◆ **WHAT THIS TASK INVOLVES**
Find how many lines contain "Searches" and state only that number.
------ ENTRIES ------
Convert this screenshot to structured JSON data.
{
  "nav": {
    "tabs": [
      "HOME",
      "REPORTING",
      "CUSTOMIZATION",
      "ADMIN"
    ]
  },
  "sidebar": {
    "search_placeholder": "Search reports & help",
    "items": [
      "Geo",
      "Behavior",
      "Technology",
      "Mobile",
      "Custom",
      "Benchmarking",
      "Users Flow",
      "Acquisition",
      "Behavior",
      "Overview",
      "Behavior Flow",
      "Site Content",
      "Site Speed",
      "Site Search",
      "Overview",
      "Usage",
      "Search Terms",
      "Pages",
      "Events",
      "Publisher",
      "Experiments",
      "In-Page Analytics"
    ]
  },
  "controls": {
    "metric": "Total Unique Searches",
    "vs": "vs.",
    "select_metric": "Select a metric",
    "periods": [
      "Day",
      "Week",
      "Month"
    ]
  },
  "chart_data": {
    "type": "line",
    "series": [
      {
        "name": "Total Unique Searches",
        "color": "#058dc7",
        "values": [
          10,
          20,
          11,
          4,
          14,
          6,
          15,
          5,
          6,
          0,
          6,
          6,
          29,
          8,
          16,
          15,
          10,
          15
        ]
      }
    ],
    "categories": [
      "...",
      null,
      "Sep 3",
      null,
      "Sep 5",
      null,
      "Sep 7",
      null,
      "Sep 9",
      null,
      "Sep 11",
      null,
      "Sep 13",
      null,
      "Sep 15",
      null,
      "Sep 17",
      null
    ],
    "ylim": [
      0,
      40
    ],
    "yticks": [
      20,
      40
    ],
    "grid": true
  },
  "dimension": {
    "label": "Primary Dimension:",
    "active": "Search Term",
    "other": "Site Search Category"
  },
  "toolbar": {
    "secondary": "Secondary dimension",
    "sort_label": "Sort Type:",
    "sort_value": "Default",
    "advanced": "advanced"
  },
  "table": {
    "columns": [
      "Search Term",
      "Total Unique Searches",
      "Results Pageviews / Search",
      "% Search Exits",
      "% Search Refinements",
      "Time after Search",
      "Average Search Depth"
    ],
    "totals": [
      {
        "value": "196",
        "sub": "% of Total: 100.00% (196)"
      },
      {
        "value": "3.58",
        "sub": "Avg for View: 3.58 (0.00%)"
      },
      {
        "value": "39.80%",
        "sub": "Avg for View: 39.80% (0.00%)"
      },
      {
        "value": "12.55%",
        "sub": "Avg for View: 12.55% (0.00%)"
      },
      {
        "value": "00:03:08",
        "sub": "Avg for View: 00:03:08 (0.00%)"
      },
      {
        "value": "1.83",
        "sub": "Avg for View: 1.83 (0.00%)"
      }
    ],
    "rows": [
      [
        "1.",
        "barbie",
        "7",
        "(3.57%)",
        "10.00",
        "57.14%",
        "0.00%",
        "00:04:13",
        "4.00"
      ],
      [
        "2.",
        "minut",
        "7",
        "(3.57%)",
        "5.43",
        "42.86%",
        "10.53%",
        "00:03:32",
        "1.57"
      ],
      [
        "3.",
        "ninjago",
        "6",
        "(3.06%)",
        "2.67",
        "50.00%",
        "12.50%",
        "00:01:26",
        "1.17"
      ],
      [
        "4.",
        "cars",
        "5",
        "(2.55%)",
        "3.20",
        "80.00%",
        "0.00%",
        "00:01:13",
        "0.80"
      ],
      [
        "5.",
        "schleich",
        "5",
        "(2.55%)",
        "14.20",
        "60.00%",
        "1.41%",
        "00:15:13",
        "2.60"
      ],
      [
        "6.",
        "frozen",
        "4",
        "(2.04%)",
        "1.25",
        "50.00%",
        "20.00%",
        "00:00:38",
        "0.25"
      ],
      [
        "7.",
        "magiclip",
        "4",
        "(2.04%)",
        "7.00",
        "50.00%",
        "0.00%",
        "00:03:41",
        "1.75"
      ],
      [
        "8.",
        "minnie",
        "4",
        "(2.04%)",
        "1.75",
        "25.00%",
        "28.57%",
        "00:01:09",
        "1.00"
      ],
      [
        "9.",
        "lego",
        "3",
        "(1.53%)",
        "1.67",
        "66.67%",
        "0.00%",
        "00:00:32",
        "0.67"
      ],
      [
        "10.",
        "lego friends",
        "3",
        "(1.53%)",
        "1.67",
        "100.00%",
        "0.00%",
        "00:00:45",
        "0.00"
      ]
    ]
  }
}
------
◆ **TASK RESULT**
3